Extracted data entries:

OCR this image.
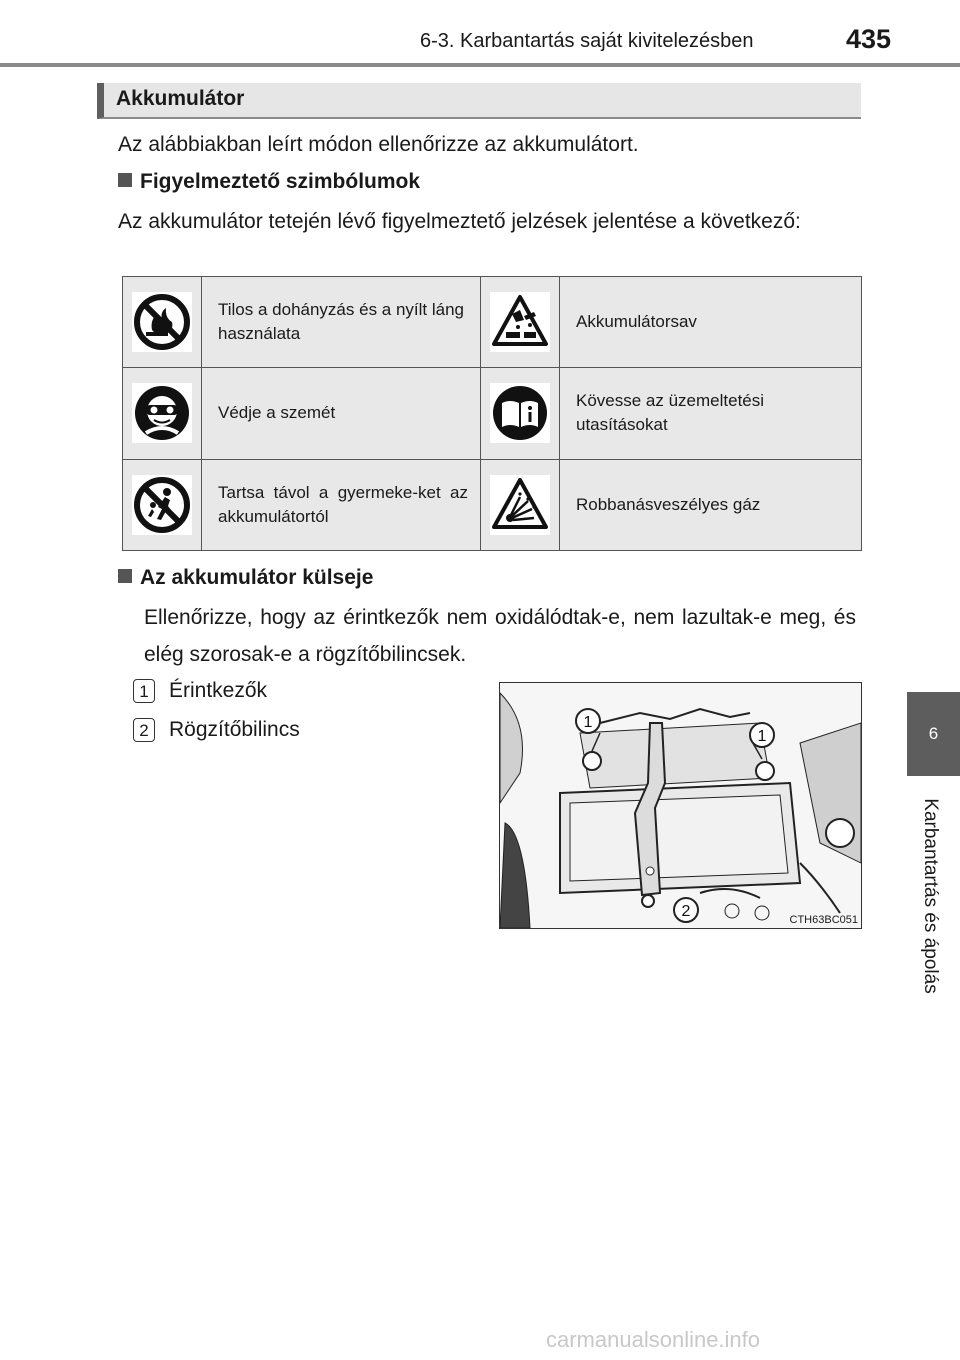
6-3. Karbantartás saját kivitelezésben	435
Akkumulátor
Az alábbiakban leírt módon ellenőrizze az akkumulátort.
Figyelmeztető szimbólumok
Az akkumulátor tetején lévő figyelmeztető jelzések jelentése a következő:
	Tilos a dohányzás és a nyílt láng használata		Akkumulátorsav

	Védje a szemét		Kövesse az üzemeltetési utasításokat

	Tartsa távol a gyermeke-ket az akkumulátortól		Robbanásveszélyes gáz
Az akkumulátor külseje
Ellenőrizze, hogy az érintkezők nem oxidálódtak-e, nem lazultak-e meg, és elég szorosak-e a rögzítőbilincsek.
1 Érintkezők
2 Rögzítőbilincs	1
1
2	CTH63BC051
6
Karbantartás és ápolás
carmanualsonline.info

* [The exercise]: Read the data above. Pull out each line in which the string "Karbantartás" appears.

* [Answer to the problem]:
6-3. Karbantartás saját kivitelezésben	435
Karbantartás és ápolás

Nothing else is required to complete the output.